* [Work to do]
Only the lines from the one containing "What's the underlying" through the end of the records should be retyped, exactly and including both ends; pictures stay out.

* [Input data]
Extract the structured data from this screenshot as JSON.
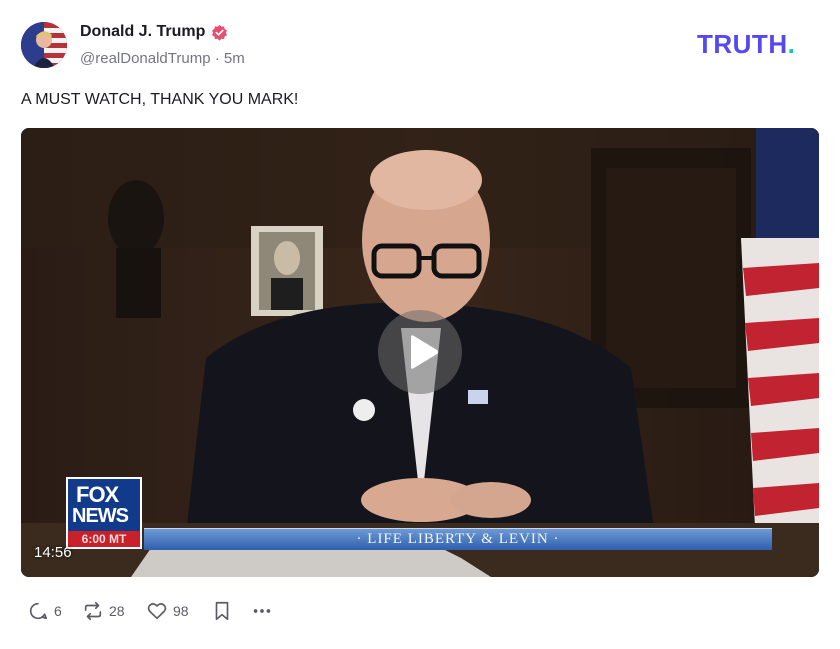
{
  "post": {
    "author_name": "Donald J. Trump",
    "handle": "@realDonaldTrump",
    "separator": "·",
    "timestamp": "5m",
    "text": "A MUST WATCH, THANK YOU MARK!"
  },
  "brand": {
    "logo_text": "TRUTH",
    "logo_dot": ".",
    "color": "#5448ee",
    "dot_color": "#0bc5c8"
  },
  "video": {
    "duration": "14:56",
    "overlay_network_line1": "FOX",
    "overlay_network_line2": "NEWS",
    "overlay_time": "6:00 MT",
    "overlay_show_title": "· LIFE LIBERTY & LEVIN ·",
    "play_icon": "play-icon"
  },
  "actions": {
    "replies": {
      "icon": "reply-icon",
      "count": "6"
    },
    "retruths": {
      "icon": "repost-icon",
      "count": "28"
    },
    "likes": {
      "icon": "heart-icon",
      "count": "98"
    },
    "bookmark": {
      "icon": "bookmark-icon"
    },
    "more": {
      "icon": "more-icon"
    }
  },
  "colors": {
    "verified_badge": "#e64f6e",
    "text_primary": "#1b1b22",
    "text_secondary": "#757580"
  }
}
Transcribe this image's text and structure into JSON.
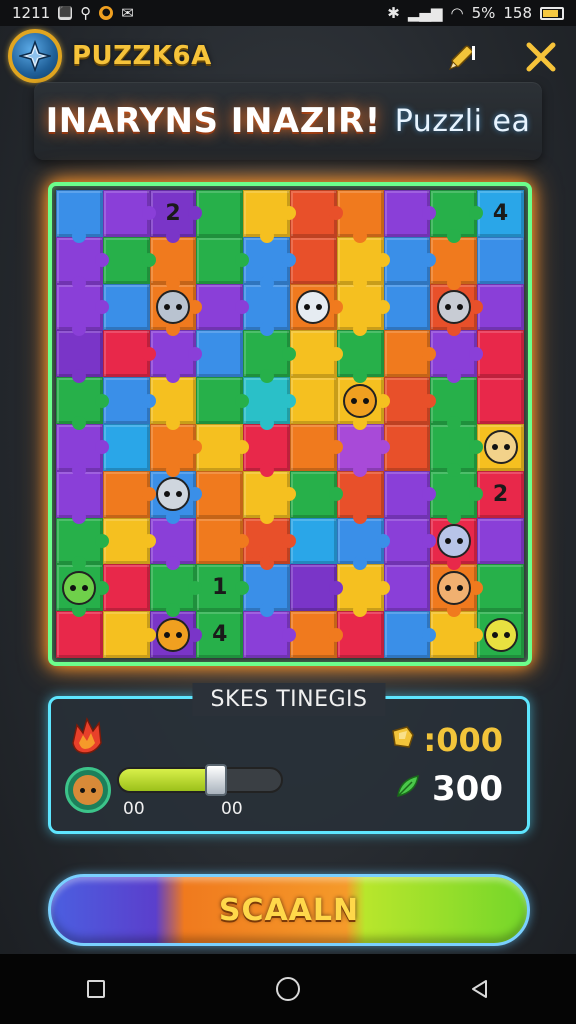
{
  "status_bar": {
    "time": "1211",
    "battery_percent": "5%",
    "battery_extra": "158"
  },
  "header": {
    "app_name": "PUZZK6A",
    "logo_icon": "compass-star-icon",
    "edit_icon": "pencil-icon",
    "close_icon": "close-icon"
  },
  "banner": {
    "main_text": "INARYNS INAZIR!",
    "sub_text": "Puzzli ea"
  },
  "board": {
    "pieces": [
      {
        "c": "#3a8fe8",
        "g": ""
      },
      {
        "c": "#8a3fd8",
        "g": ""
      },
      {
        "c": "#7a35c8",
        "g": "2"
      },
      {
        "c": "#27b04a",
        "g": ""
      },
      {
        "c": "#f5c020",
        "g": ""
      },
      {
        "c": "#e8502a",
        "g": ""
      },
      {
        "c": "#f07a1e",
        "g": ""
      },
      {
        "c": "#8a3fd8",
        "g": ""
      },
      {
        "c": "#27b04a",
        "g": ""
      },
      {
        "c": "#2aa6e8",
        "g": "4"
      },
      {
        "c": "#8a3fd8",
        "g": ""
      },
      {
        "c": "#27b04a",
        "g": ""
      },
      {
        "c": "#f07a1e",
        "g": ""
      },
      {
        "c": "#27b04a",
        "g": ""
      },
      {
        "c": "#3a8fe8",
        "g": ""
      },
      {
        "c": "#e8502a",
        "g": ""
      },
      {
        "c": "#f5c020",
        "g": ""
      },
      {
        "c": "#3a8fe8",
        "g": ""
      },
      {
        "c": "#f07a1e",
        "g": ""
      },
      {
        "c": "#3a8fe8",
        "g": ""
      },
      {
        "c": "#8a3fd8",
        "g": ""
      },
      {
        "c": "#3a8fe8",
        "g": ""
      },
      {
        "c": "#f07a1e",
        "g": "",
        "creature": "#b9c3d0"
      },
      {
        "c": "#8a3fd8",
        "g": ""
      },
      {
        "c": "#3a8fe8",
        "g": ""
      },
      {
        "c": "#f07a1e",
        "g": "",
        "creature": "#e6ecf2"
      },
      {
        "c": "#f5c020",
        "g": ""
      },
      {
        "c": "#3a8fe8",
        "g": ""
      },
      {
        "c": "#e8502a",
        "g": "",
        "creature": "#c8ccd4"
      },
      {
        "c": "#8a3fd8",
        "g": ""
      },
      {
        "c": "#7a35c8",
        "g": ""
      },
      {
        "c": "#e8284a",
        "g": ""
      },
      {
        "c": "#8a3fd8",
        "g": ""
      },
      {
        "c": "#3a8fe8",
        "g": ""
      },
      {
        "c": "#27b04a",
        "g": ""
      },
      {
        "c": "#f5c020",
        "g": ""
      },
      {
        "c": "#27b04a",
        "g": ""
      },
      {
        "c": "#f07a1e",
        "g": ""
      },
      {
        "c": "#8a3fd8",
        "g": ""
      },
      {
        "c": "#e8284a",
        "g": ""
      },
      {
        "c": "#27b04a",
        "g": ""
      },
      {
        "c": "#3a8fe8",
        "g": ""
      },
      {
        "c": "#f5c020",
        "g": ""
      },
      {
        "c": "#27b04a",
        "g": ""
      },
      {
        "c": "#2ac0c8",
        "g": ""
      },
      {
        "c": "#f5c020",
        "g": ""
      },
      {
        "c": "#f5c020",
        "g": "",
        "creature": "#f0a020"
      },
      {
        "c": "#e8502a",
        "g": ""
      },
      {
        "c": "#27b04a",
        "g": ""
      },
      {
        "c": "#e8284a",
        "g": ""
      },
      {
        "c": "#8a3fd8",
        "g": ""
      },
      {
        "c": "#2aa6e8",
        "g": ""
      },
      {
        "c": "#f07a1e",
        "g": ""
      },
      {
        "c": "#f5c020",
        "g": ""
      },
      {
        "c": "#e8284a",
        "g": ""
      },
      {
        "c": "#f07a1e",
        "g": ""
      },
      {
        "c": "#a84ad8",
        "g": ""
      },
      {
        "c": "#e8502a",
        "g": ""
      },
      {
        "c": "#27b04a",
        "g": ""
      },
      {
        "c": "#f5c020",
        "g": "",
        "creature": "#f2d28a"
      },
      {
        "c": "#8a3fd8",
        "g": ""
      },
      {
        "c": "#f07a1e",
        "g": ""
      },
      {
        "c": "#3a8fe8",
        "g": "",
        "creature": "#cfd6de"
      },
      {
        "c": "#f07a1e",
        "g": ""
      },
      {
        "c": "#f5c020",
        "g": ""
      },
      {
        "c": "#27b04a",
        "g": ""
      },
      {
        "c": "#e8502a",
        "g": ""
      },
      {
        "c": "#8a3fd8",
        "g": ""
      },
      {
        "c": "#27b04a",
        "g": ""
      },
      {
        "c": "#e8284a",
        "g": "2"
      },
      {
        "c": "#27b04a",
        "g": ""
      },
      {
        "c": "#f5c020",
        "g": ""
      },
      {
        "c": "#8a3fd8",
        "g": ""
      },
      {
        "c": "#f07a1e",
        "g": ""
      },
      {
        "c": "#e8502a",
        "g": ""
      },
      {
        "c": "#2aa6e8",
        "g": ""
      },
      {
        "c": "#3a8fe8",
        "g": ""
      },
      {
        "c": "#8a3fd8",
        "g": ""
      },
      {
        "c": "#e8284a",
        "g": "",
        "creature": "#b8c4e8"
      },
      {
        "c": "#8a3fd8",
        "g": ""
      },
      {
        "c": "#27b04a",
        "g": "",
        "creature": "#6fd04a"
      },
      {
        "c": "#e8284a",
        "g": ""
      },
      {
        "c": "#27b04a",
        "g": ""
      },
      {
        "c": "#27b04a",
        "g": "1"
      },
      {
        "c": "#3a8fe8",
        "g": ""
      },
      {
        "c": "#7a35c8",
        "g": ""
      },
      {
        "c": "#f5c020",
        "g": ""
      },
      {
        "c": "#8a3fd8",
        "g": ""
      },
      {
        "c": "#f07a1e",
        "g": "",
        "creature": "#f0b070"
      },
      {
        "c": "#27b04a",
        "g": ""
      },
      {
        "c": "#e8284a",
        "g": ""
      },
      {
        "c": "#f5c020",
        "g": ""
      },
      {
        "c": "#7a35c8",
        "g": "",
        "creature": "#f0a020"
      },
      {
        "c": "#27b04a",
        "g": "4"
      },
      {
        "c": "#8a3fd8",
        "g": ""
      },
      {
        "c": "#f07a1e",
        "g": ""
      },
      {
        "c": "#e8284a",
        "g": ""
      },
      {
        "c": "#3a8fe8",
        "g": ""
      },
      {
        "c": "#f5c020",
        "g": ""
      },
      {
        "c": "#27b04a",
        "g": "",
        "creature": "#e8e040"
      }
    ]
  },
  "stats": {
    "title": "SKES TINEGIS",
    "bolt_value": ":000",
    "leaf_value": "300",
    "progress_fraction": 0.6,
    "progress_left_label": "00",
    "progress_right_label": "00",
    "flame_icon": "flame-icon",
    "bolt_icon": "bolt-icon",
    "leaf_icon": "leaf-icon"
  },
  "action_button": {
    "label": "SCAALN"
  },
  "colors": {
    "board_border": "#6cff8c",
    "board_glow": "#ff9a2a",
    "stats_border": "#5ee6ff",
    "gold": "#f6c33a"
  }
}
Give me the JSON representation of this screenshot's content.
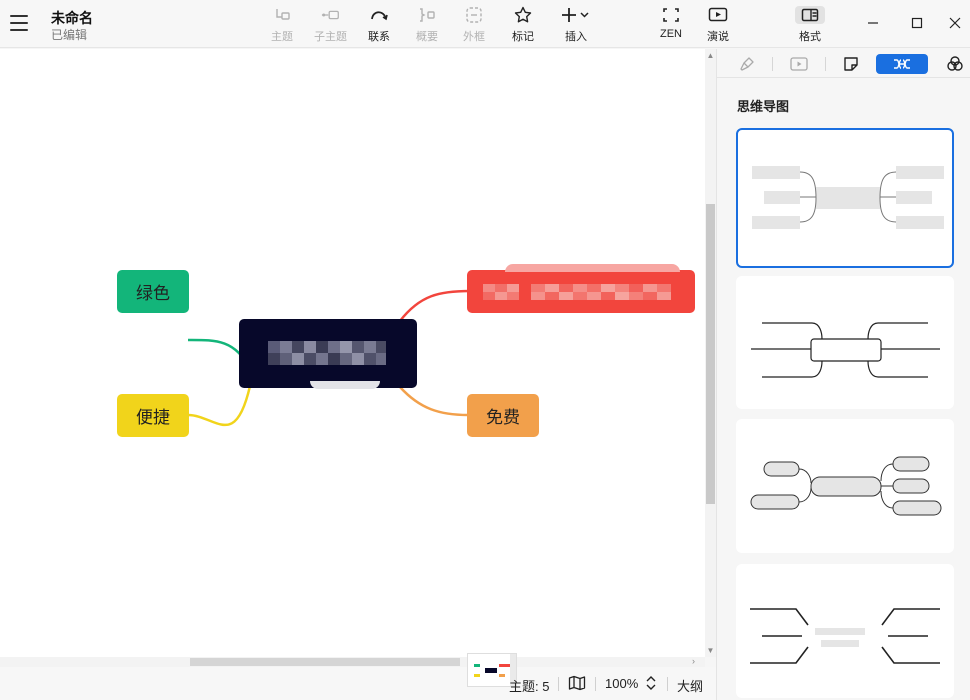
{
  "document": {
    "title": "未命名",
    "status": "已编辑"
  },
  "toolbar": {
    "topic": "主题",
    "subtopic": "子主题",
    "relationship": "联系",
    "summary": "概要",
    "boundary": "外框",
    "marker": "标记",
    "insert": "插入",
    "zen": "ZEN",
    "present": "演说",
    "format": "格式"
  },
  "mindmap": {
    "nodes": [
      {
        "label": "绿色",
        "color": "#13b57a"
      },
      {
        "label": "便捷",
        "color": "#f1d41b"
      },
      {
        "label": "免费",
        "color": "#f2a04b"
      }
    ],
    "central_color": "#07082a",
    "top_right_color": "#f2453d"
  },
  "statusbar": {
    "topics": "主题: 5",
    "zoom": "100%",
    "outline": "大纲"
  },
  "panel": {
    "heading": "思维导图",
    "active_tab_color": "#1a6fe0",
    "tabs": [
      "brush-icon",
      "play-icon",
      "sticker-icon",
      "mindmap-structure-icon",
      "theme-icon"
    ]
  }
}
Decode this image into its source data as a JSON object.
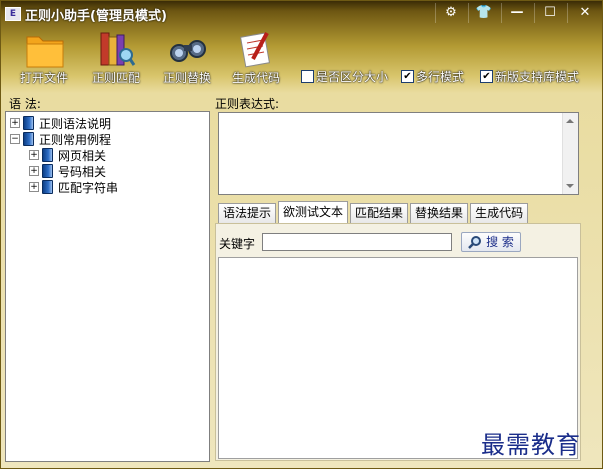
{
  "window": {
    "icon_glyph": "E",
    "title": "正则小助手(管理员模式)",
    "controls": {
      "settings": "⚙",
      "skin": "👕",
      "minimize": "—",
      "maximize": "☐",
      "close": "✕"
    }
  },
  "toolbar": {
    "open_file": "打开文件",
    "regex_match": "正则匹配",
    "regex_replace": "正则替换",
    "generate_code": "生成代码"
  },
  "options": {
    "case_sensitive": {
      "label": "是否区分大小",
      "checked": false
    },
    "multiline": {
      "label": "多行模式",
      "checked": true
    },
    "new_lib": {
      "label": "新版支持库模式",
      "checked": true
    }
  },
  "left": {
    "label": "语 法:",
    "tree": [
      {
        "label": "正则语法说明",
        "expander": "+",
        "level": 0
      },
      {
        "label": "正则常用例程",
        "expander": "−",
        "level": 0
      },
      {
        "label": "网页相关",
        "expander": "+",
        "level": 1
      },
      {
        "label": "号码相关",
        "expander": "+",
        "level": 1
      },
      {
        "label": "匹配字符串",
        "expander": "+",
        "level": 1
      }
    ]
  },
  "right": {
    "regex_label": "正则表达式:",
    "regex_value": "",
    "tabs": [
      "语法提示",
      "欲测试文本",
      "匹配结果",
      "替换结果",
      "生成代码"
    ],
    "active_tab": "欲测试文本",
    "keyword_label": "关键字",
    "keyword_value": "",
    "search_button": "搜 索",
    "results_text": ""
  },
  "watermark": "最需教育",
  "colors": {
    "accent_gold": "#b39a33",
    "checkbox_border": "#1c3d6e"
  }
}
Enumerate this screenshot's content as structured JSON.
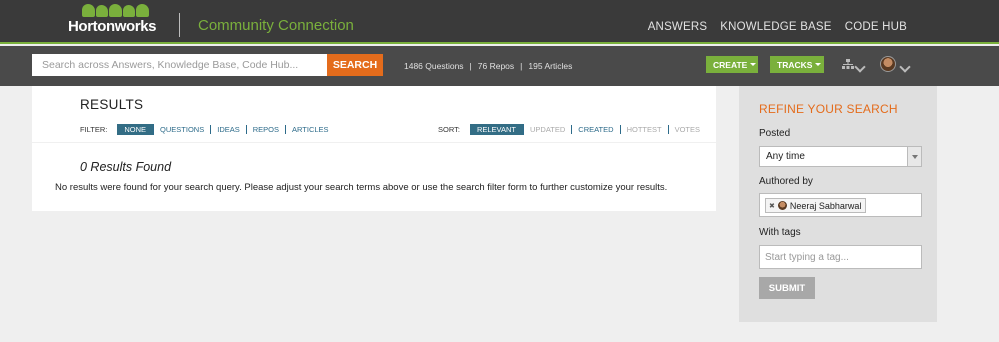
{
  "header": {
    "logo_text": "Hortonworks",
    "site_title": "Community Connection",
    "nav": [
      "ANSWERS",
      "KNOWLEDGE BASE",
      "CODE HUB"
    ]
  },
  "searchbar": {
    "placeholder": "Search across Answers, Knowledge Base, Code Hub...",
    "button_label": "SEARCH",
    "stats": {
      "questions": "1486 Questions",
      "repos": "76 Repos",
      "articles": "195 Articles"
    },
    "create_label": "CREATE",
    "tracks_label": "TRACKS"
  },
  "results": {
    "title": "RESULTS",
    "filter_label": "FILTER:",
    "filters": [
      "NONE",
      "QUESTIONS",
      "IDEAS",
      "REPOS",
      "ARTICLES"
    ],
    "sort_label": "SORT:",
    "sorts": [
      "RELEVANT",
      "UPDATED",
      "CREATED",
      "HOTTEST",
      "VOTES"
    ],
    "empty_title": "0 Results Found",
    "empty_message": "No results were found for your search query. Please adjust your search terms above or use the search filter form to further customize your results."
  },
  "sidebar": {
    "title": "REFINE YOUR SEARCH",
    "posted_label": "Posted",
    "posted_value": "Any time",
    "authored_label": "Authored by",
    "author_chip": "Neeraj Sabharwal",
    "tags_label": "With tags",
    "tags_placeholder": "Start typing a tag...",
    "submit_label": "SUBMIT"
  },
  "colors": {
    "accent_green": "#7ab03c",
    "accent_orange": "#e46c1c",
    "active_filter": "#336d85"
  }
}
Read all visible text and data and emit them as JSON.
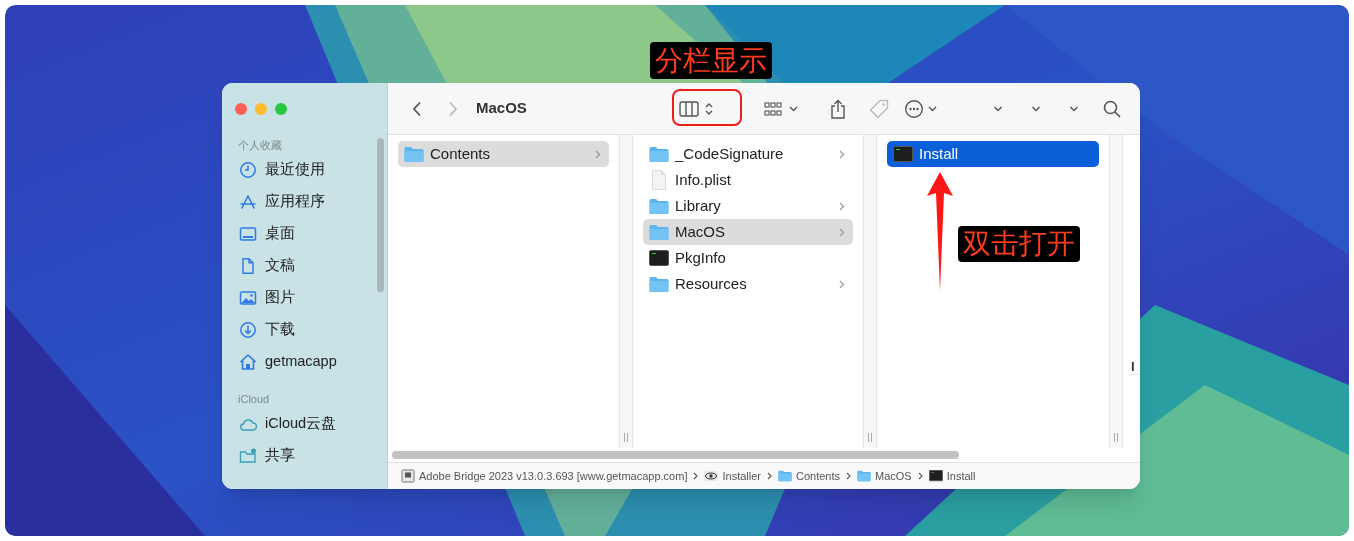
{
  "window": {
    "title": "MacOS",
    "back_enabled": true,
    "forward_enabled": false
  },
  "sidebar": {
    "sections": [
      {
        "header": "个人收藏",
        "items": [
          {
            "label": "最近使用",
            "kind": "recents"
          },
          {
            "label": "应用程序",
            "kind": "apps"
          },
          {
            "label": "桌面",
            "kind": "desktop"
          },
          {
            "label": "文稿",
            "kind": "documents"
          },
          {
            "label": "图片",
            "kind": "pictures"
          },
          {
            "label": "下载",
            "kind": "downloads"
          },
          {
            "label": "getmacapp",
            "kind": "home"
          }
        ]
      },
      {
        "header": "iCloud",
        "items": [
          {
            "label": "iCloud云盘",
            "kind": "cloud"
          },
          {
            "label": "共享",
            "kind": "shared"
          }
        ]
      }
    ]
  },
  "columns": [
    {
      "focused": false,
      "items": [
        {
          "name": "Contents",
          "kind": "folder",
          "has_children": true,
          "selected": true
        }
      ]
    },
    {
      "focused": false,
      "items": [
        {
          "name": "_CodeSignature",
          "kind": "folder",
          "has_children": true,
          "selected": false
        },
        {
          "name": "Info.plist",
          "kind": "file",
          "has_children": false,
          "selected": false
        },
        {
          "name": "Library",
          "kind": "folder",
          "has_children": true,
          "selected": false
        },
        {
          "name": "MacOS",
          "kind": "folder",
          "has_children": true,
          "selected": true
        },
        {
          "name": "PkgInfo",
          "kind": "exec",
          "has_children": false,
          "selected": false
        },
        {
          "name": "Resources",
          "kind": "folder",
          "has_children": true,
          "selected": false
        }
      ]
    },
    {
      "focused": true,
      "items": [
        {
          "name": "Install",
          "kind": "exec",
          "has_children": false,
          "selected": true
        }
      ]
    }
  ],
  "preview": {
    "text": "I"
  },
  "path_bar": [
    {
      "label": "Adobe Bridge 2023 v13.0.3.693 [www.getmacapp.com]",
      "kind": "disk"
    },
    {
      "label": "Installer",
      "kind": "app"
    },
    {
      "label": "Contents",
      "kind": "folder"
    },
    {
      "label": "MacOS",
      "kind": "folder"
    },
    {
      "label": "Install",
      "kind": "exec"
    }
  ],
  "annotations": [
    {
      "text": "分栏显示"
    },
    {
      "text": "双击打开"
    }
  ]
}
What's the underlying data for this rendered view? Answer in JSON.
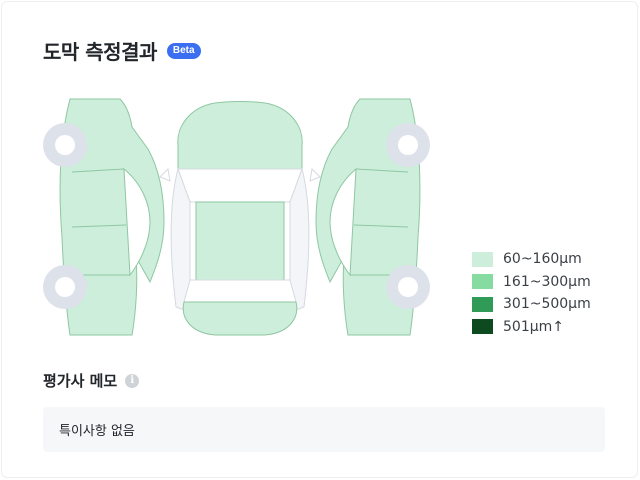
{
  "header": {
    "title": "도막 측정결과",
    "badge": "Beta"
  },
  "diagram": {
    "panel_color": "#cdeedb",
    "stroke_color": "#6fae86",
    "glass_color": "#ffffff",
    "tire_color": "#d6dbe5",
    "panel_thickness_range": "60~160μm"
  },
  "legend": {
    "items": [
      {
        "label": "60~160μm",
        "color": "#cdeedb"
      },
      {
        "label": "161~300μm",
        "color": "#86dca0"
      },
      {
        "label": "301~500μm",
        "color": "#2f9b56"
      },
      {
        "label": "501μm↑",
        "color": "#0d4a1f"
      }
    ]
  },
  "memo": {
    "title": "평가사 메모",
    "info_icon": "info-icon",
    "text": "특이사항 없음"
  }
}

* [Written answer]
What's the underlying data for this rendered view? Answer in JSON.
{
  "header": {
    "title": "도막 측정결과",
    "badge": "Beta"
  },
  "diagram": {
    "panel_color": "#cdeedb",
    "stroke_color": "#6fae86",
    "glass_color": "#ffffff",
    "tire_color": "#d6dbe5",
    "panel_thickness_range": "60~160μm"
  },
  "legend": {
    "items": [
      {
        "label": "60~160μm",
        "color": "#cdeedb"
      },
      {
        "label": "161~300μm",
        "color": "#86dca0"
      },
      {
        "label": "301~500μm",
        "color": "#2f9b56"
      },
      {
        "label": "501μm↑",
        "color": "#0d4a1f"
      }
    ]
  },
  "memo": {
    "title": "평가사 메모",
    "info_icon": "info-icon",
    "text": "특이사항 없음"
  }
}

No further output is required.